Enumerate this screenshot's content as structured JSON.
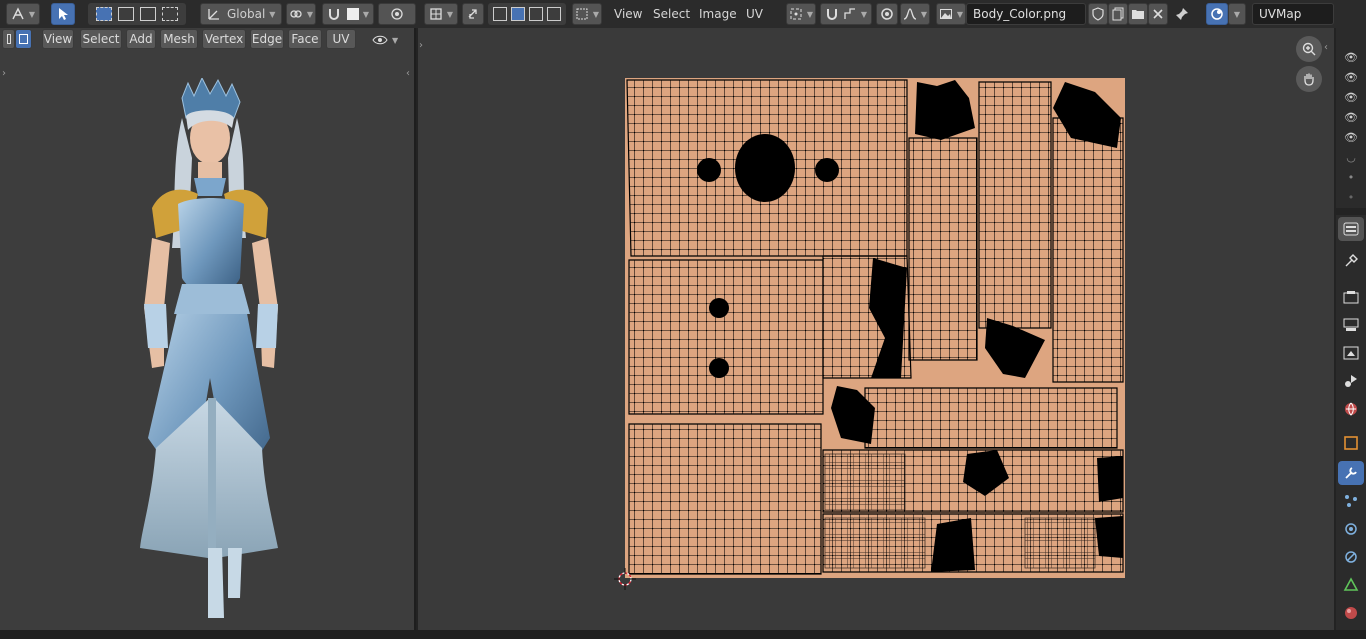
{
  "topbar": {
    "transform_orientation": "Global",
    "uv_menus": [
      "View",
      "Select",
      "Image",
      "UV"
    ],
    "image_name": "Body_Color.png",
    "uv_map_name": "UVMap"
  },
  "viewport": {
    "menus": [
      "View",
      "Select",
      "Add",
      "Mesh",
      "Vertex",
      "Edge",
      "Face",
      "UV"
    ]
  },
  "colors": {
    "accent": "#4772b3",
    "uv_background": "#dda580",
    "panel_bg": "#3a3a3a",
    "header_bg": "#2b2b2b"
  },
  "icons": {
    "editor_type": "editor-type-icon",
    "select_box": "select-box-icon",
    "snap": "magnet-icon",
    "proportional": "proportional-edit-icon",
    "image_browse": "image-icon",
    "new_image": "new-image-icon",
    "open_image": "folder-icon",
    "close_image": "close-icon",
    "pin": "pin-icon",
    "zoom": "zoom-icon",
    "pan": "hand-icon"
  }
}
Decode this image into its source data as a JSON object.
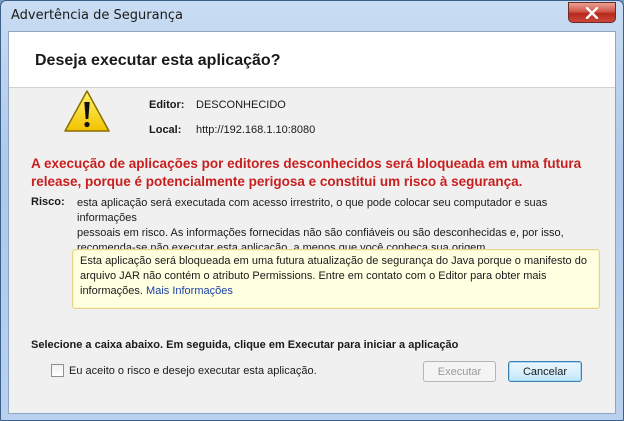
{
  "window": {
    "title": "Advertência de Segurança"
  },
  "dialog": {
    "heading": "Deseja executar esta aplicação?",
    "editor_label": "Editor:",
    "editor_value": "DESCONHECIDO",
    "location_label": "Local:",
    "location_value": "http://192.168.1.10:8080",
    "warning_line1": "A execução de aplicações por editores desconhecidos será bloqueada em uma futura",
    "warning_line2": "release, porque é potencialmente perigosa e constitui um risco à segurança.",
    "risk_label": "Risco:",
    "risk_line1": "esta aplicação será executada com acesso irrestrito, o que pode colocar seu computador e suas informações",
    "risk_line2": "pessoais em risco. As informações fornecidas não são confiáveis ou são desconhecidas e, por isso,",
    "risk_line3": "recomenda-se não executar esta aplicação, a menos que você conheça sua origem",
    "info_line1": "Esta aplicação será bloqueada em uma futura atualização de segurança do Java porque o manifesto do",
    "info_line2": "arquivo JAR não contém o atributo Permissions. Entre em contato com o Editor para obter mais",
    "info_line3": "informações.",
    "more_info_link": "Mais Informações",
    "instruction": "Selecione a caixa abaixo. Em seguida, clique em Executar para iniciar a aplicação",
    "checkbox_label": "Eu aceito o risco e desejo executar esta aplicação.",
    "checkbox_checked": false,
    "run_button": "Executar",
    "run_enabled": false,
    "cancel_button": "Cancelar"
  },
  "icons": {
    "warning": "warning-triangle-icon",
    "close": "close-icon"
  },
  "colors": {
    "warning_text": "#c81e1e",
    "info_background": "#ffffe1",
    "link": "#1b3fa8",
    "close_button": "#c9473a"
  }
}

▶ [Task objective]: Transcribe the full listing above exactly as it stands, minus the pictures.

▶ [Written solution]:
Enumerate this screenshot's content as structured JSON.
{
  "topbar": {
    "transform_orientation": "Global",
    "uv_menus": [
      "View",
      "Select",
      "Image",
      "UV"
    ],
    "image_name": "Body_Color.png",
    "uv_map_name": "UVMap"
  },
  "viewport": {
    "menus": [
      "View",
      "Select",
      "Add",
      "Mesh",
      "Vertex",
      "Edge",
      "Face",
      "UV"
    ]
  },
  "colors": {
    "accent": "#4772b3",
    "uv_background": "#dda580",
    "panel_bg": "#3a3a3a",
    "header_bg": "#2b2b2b"
  },
  "icons": {
    "editor_type": "editor-type-icon",
    "select_box": "select-box-icon",
    "snap": "magnet-icon",
    "proportional": "proportional-edit-icon",
    "image_browse": "image-icon",
    "new_image": "new-image-icon",
    "open_image": "folder-icon",
    "close_image": "close-icon",
    "pin": "pin-icon",
    "zoom": "zoom-icon",
    "pan": "hand-icon"
  }
}
Decode this image into its source data as a JSON object.
{
  "window": {
    "title": "Advertência de Segurança"
  },
  "dialog": {
    "heading": "Deseja executar esta aplicação?",
    "editor_label": "Editor:",
    "editor_value": "DESCONHECIDO",
    "location_label": "Local:",
    "location_value": "http://192.168.1.10:8080",
    "warning_line1": "A execução de aplicações por editores desconhecidos será bloqueada em uma futura",
    "warning_line2": "release, porque é potencialmente perigosa e constitui um risco à segurança.",
    "risk_label": "Risco:",
    "risk_line1": "esta aplicação será executada com acesso irrestrito, o que pode colocar seu computador e suas informações",
    "risk_line2": "pessoais em risco. As informações fornecidas não são confiáveis ou são desconhecidas e, por isso,",
    "risk_line3": "recomenda-se não executar esta aplicação, a menos que você conheça sua origem",
    "info_line1": "Esta aplicação será bloqueada em uma futura atualização de segurança do Java porque o manifesto do",
    "info_line2": "arquivo JAR não contém o atributo Permissions. Entre em contato com o Editor para obter mais",
    "info_line3": "informações.",
    "more_info_link": "Mais Informações",
    "instruction": "Selecione a caixa abaixo. Em seguida, clique em Executar para iniciar a aplicação",
    "checkbox_label": "Eu aceito o risco e desejo executar esta aplicação.",
    "checkbox_checked": false,
    "run_button": "Executar",
    "run_enabled": false,
    "cancel_button": "Cancelar"
  },
  "icons": {
    "warning": "warning-triangle-icon",
    "close": "close-icon"
  },
  "colors": {
    "warning_text": "#c81e1e",
    "info_background": "#ffffe1",
    "link": "#1b3fa8",
    "close_button": "#c9473a"
  }
}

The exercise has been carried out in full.